■ **Текст для чтения**:
○ ○ ○ ○
Переговоры по сокращению стратегических ядерных и обычных вооружений
Переговоры по сокращению стратегических ядерных и обычных вооружений
В конце 80-х годов все больше стало проявляться стремление руководства СССР к переговорам с политическими кругами США по сокращению вооружений. Уже довольно плодотворно шли переговоры по сокращению стратегической ядерной триады и были подписаны договоры по СНВ-1, СНВ-2, по ПРО и ряд других документов, которые позволяли создать атмосферу доверия между двумя великими ядерными державами. И та и другая сторона стали хорошо понимать, что взаимное недоверие порождает своего рода «положительную обратную связь»: спираль гонки вооружений раскручивается все сильнее. И если милитаризация экономики и создание все новых видов обычных вооружений ведет к соревнованию технологий, то бесконечное производство ядерных вооружений может привести к всемирной катастрофе. Надо было где-то ограничить его: обе стороны накопили уже столько ядерного оружия, что могли многократно уничтожить друг друга. А взаимное недоверие лишь подталкивало обе страны к новым и новым разработкам. Стремление достичь паритета форсировало эту гонку, так как появление, к примеру, В-1 и В-2 заставляло и нас искать «достойный ответ». Этот процесс надо было затормозить, и у меня сложилось впечатление, что политическое руководство СССР стало понимать бесперспективность ядерной войны как таковой. И заявление, что мы никогда первыми не применим ядерное оружие, — это было искреннее заявление, а не какая-то игра. Пришло осознание того, что с помощью ядерной войны никаких политических целей добиться невозможно, а самое главное — вообще не ясно, какими будут ее последствия для человечества.
В то время были проведены знаменитые исследования, в результате которых родился такой термин, как «ядерная зима». Они велись в вычислительном центре Академии наук СССР научным сотрудником Александровым. Руководил этими исследованиями академик Н. Н. Моисеев, в какой-то мере в них участвовал и академик Е. П. Велихов… И они, проведя математическое моделирование, показали, что массовые пожары, которые могут возникнуть от горения лесов и промышленных объектов после применения ядерного оружия, дадут такой выброс дыма и копоти в атмосферу, что произойдет затенение солнечных лучей и перераспределение температурного поля Земли. Начнется «ядерная зима», в результате которой человечество лишится аграрного сектора, что может вызвать в конечном итоге его гибель.
Но тут рассматривался только один фактор — пожаров. А ведь при ядерном взрыве возникает и масса других — от радиоактивного поражения до ударной волны. Тем не менее почему-то обе стороны не захотели заниматься исследованиями в этом направлении. Может потому, что публикации на тему «ядерной зимы» вызвали поистине шоковый резонанс в мире. Александров же, который в основном делал эти расчеты, таинственно исчез. Он выехал в Испанию и пропал. Никто о его судьбе ничего не знает…
Итак, переговорный процесс между США и СССР шел все активнее, и мне пришлось принимать в нем участие по линии Академии наук. У нас существует соглашение с Национальной академией наук США, по которому группа американских и советских (а ныне российских) ученых, куда вхожу и я, два раза в год проводит встречи: в Вашингтоне и Москве. Публикаций о них, по договоренности, не должно быть, но протоколирование заседаний обязательно. Нам дано право обсуждать любые темы, не ограниченные никакими заслонами политических решений. На этих встречах мы, ученые, искали возможные решения таких сложнейших проблем, как осуществление контроля боевых головок МБР, наличие на борту подводных лодок ядерного оружия и т. д. Все вопросы обсуждались очень открыто и с самыми благими намерениями решить их наилучшим образом. В них, к примеру, принимал участие профессор Станфордского университета Пэрри, который позже стал министром обороны США в администрации Клинтона и ряд других выдающихся ученых.
○ ○ ○ ○
[Разметка областей изображений]

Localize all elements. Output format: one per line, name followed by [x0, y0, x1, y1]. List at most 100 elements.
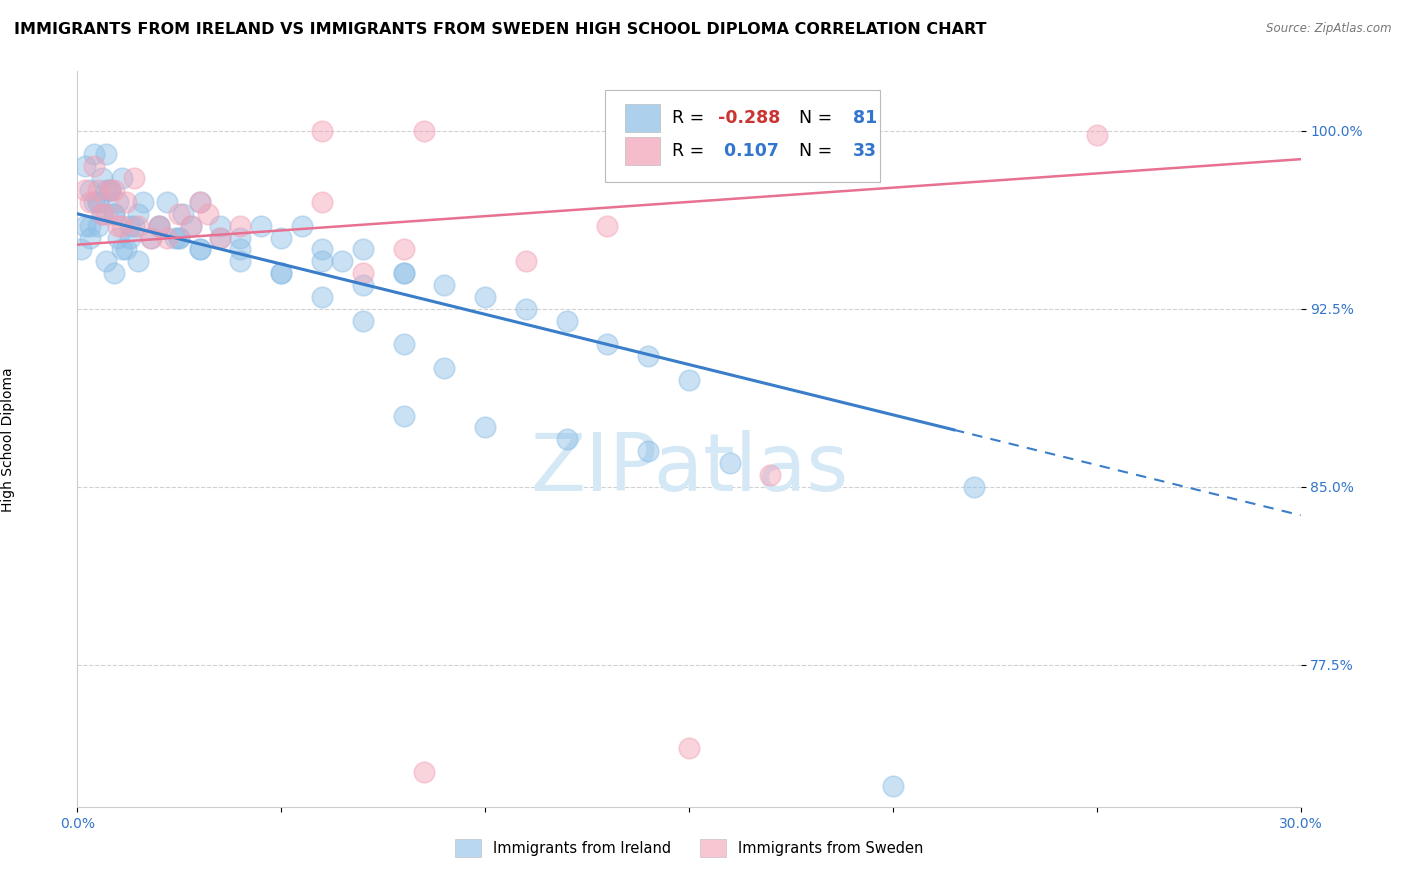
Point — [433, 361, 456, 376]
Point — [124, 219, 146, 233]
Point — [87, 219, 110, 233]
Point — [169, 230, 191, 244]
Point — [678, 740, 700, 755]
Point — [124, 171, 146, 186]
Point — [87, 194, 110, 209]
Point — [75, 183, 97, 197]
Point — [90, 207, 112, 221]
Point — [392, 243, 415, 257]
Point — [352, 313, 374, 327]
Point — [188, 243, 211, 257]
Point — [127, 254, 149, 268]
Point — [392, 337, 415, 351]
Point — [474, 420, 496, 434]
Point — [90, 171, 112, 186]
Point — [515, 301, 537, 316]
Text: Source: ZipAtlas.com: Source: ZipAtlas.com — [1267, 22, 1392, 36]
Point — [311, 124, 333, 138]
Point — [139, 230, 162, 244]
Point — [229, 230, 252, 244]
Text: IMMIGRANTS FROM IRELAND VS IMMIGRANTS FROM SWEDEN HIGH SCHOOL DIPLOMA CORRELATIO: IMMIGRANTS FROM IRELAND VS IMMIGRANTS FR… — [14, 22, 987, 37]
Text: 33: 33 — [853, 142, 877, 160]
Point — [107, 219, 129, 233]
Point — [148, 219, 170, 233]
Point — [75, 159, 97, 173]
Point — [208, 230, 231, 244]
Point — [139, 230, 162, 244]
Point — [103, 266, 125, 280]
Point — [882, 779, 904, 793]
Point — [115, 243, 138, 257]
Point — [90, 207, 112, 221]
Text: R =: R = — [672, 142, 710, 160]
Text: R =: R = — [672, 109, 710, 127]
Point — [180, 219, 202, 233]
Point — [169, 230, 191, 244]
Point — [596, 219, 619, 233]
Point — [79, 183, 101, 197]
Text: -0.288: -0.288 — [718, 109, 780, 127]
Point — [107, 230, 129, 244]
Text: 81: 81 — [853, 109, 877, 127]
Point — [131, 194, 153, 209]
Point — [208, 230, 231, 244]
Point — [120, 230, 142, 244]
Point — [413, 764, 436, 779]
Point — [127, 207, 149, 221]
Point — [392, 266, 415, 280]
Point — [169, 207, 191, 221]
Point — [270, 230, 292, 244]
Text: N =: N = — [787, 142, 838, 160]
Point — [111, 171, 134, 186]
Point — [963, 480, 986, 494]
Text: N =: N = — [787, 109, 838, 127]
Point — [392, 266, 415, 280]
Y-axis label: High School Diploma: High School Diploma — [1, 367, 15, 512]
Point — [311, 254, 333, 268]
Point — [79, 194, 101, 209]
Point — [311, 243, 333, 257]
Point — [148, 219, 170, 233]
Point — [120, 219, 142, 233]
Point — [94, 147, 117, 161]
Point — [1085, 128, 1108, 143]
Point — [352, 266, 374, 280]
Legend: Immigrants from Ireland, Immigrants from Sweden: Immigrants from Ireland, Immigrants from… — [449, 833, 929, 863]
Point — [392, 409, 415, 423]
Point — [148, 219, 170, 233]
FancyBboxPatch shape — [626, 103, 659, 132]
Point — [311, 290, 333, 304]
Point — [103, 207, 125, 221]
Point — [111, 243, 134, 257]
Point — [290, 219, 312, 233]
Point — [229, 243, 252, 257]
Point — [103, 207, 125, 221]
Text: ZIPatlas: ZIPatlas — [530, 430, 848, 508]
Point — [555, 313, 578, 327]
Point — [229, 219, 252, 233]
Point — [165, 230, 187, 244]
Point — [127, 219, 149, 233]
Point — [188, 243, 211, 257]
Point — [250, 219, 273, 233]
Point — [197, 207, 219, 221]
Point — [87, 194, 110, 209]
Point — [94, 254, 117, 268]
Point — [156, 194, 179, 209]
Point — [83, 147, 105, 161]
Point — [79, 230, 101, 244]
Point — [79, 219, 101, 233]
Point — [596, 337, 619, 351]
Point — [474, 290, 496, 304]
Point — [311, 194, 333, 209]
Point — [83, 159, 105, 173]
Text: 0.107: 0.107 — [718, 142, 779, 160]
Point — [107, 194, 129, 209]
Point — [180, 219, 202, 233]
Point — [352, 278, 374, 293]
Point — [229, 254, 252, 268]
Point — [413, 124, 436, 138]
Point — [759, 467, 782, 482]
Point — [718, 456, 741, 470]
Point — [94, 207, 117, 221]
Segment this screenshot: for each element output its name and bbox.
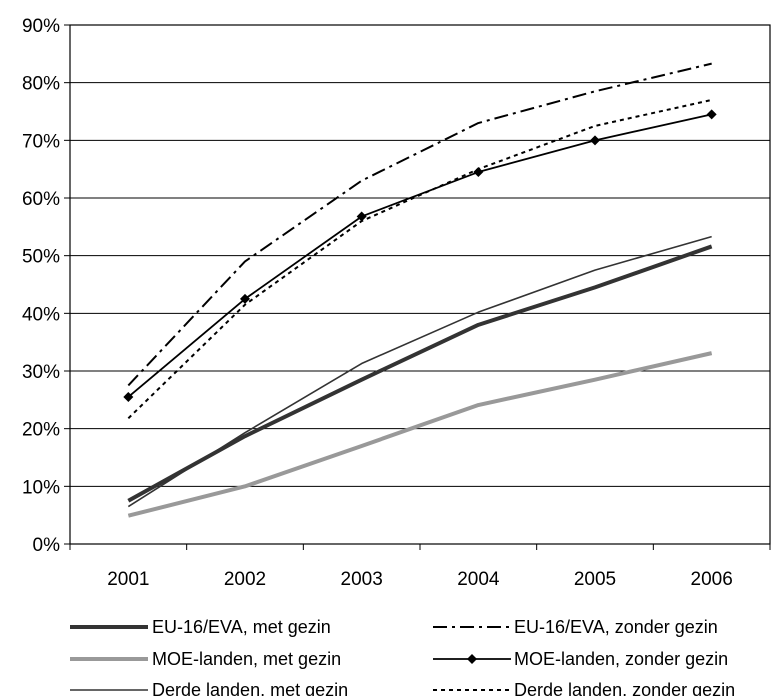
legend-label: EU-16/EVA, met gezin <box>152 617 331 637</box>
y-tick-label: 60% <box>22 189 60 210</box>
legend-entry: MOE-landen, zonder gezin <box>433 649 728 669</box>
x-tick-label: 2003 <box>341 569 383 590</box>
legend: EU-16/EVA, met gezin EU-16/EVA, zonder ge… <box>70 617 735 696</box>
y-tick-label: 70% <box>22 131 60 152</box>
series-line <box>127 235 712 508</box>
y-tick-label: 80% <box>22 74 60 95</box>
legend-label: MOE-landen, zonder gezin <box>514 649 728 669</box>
○ ○ ○ ○
■ **Задание**:
Продолжите текст о переговорах СССР и США по сокращению вооружений, начав сразу после его последнего предложения.

■ **Ответ на задание**:
С нашей стороны в них участвовали в основном ученые-физики и такие «системщики» как я, поскольку чаще других обсуждались именно физические проблемы возможного воздействия ядерных взрывов на человека и природу Земли. Все встречи проходили очень конструктивно, и чувствовалось, что обе стороны действительно искали ответ на вопрос как избежать ядерного кошмара? И надо сказать, итоги этих встреч весьма серьезно влияли на ход официальных переговоров. Мы как бы прощупывали их возможные пути, искали основу, а политики, на базе наших протоколов, вели уже обсуждение конкретных договоров.
Наш институт был включен в процесс переговоров как по ограничению ядерных, так, в дальнейшем, и обычных вооружений. По первым переговоры велись много лет в Женеве, и от нас в них участвовал мой заместитель доктор технических наук Александр Михайлович Жеребин. И по сей день наши специалисты являются экспертами в области контроля действий по разоружению и по программе «Чистое небо». Я же участвовал в переговорах в Вене по сокращению обычных вооружений, которые шли очень сложно. Группу переговорщиков возглавлял посол Олег Гриневский — «карьерный» дипломат, очень квалифицированный… Мне приходилось часто сталкиваться с нашими дипломатами высокого ранга, но в большинстве своем они были в прошлом партийными работниками, и я не скажу, что обладали высокой квалификацией в дипломатическом деле. Гриневский выгодно отличался от них, и чем-то напоминал дипломатов старой русской школы, о которых я знал из книг.
Переговоры в Вене шли значительно сложнее, потому что в них участвовали 16 стран НАТО с одной стороны, а с другой — страны Варшавского договора и, как ни странно, Ватикан… Ключевыми фигурами, конечно, были США и СССР, но искать приходилось решения, которые бы удовлетворили всех. И многонациональность участников переговоров очень осложняла их поиск, поскольку все время возникали какие-то нюансы. Надо сказать, что в нашем лагере уже не было единства. Двурушнически вели себя венгры, в какой-то мере — румыны. Наиболее верными нашими союзниками были немцы из ГДР и болгары. Поляки держались нейтрально. С венграми дело доходило до того, что уже через час после выработки всеми нами какого-то решения страны НАТО его знали. И сообщали им эту информацию венгры или румыны. Таких наших союзников в стане НАТО не было… Но и у них возникали небольшие конфликты — каждая страна отстаивала свои интересы.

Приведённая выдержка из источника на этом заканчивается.